SET EXERCISE
Work out how many lines of the listing hold the string "circle", then answer with that number and nothing else.

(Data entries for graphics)
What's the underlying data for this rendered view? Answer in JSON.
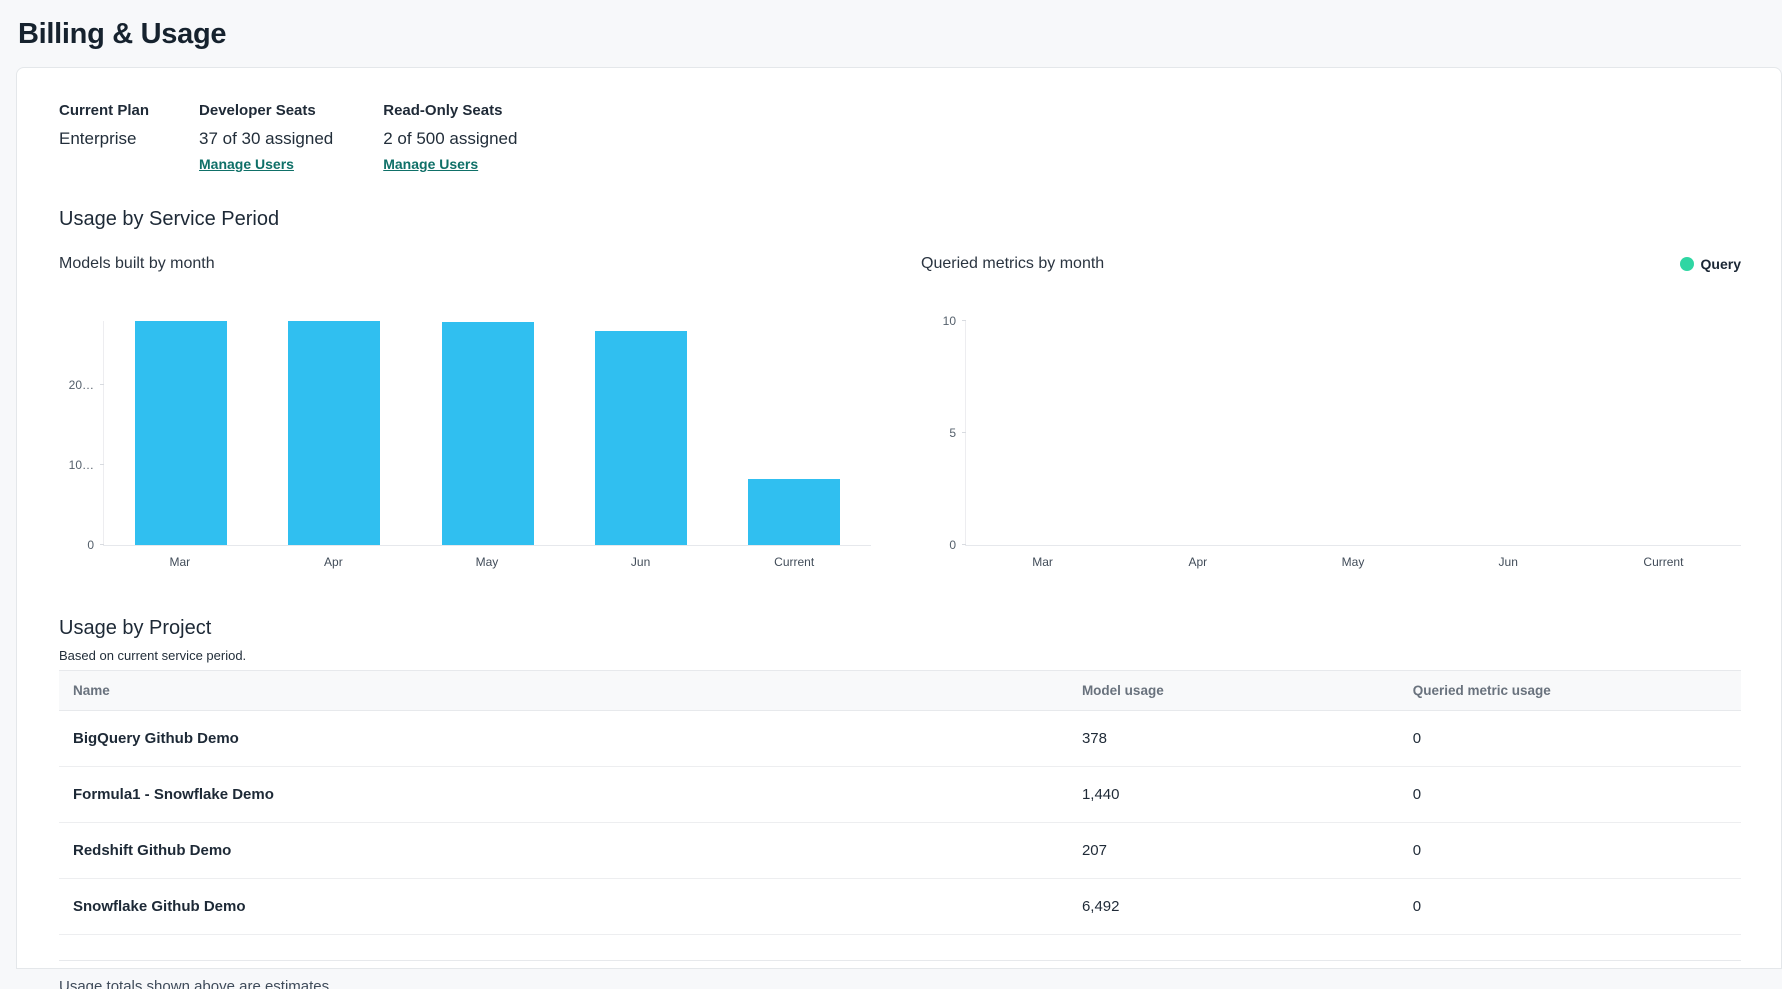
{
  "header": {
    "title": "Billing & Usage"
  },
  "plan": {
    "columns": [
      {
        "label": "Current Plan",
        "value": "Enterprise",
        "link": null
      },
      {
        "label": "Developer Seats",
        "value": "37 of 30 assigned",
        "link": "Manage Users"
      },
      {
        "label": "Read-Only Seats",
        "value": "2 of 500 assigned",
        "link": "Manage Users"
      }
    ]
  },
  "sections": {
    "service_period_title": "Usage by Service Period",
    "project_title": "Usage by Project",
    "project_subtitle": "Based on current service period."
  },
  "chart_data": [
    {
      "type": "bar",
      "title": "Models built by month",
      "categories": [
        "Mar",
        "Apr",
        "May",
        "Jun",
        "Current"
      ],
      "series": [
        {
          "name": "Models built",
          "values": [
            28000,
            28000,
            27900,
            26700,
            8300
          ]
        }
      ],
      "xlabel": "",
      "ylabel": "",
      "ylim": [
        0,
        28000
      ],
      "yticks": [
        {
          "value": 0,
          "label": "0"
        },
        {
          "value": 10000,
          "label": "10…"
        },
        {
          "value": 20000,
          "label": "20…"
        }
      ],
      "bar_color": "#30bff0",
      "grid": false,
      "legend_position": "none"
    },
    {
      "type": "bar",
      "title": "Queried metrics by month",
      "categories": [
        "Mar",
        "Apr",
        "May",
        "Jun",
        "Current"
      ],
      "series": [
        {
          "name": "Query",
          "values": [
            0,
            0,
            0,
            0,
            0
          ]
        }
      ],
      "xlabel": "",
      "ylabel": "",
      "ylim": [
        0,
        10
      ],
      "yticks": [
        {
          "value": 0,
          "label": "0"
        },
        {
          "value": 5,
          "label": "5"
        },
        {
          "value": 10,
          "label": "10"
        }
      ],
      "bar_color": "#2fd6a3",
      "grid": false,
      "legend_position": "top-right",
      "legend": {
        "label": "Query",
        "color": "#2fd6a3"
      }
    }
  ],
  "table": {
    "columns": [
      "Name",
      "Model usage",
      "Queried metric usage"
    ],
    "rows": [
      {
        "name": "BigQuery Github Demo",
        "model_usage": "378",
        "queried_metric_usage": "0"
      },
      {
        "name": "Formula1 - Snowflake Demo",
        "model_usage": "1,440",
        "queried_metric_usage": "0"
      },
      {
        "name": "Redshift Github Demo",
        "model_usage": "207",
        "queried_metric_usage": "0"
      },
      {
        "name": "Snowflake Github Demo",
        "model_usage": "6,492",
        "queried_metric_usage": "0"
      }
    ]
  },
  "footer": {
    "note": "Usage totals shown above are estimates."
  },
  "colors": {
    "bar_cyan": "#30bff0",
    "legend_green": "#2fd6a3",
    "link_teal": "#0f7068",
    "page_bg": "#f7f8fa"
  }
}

---

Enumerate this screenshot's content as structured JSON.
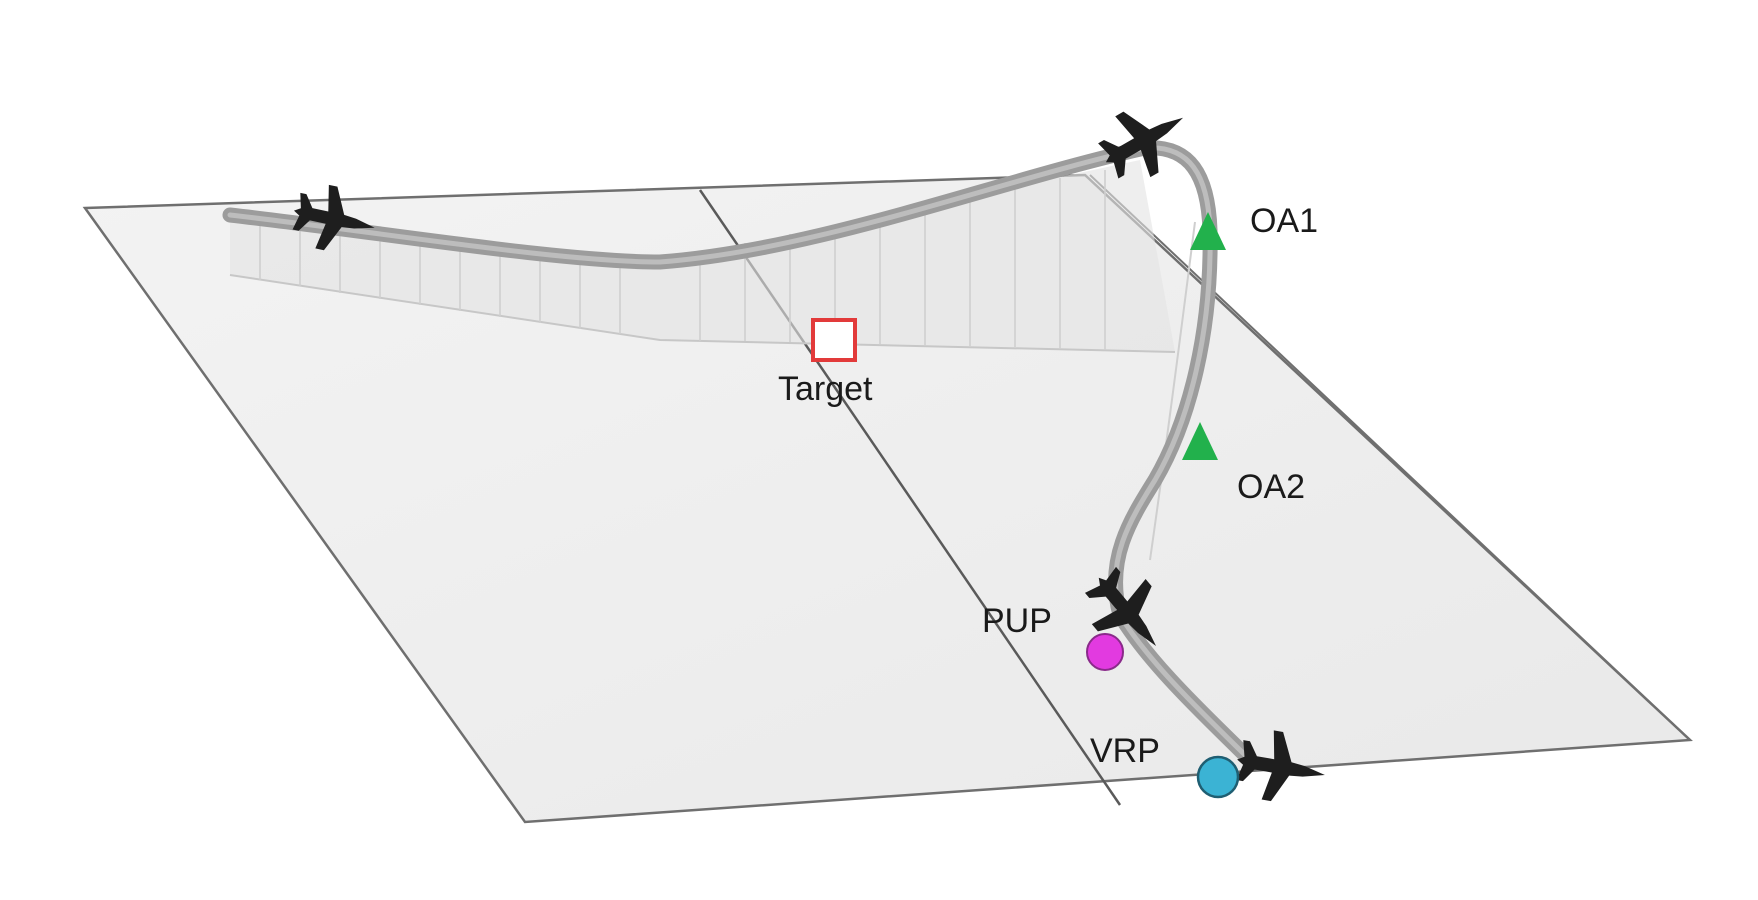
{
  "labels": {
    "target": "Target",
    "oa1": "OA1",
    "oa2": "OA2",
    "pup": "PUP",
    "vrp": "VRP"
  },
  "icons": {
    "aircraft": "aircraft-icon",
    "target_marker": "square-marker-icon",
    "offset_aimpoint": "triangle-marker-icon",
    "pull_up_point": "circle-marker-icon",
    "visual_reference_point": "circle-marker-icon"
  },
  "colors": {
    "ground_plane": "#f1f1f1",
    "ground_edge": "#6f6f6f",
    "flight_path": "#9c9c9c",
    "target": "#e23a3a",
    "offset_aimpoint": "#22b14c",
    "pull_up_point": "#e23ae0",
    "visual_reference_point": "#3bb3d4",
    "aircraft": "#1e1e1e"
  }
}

---

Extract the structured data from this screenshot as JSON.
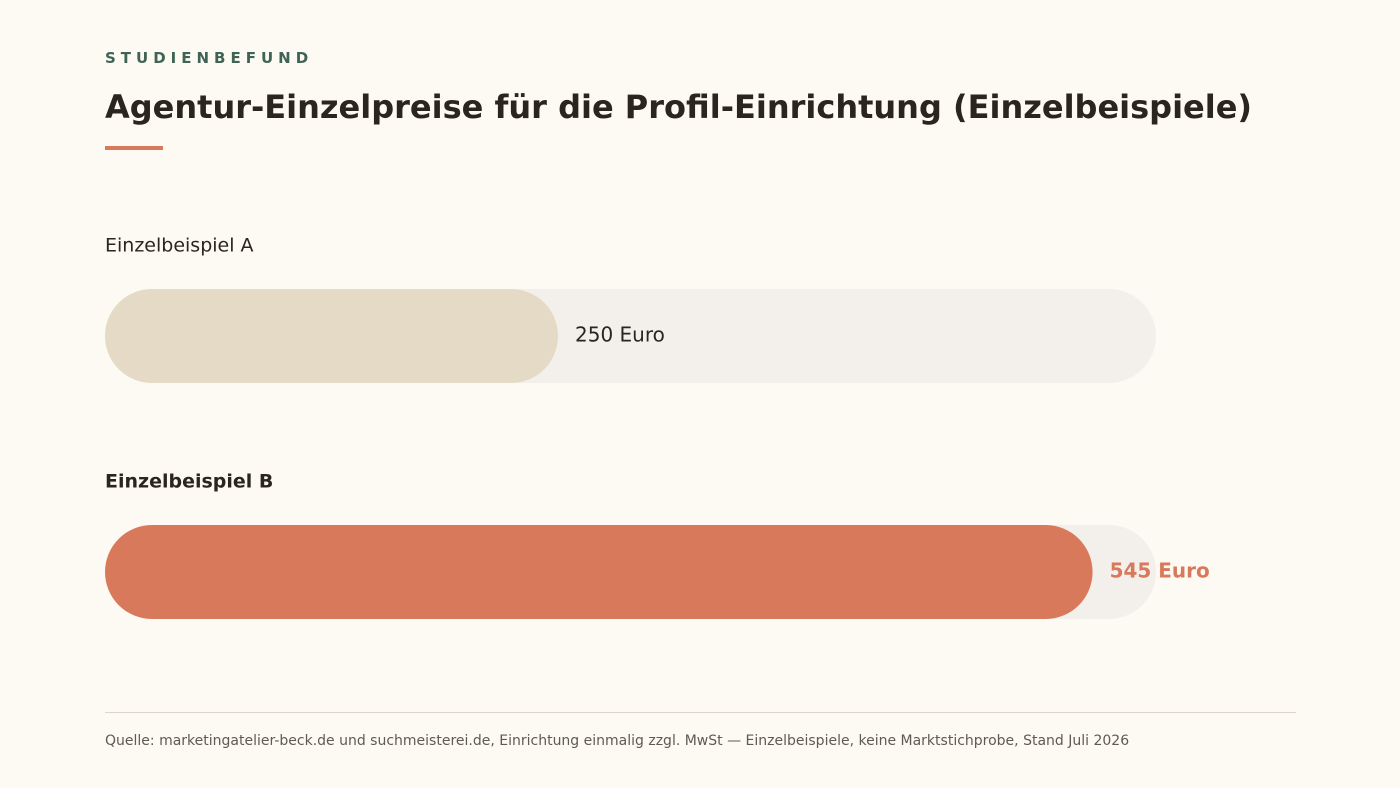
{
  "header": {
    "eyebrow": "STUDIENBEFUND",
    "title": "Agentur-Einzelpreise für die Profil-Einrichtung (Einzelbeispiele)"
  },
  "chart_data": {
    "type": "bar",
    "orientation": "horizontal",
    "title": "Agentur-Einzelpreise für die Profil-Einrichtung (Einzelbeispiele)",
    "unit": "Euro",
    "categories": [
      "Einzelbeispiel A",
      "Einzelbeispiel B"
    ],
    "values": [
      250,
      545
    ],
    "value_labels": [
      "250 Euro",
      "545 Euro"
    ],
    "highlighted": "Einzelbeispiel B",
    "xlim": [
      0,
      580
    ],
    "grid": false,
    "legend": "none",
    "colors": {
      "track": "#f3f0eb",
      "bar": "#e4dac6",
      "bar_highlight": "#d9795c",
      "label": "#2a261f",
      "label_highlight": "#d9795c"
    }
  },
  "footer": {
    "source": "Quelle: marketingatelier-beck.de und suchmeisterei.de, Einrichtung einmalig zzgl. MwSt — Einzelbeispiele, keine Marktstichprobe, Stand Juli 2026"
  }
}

TASK OUTPUT
2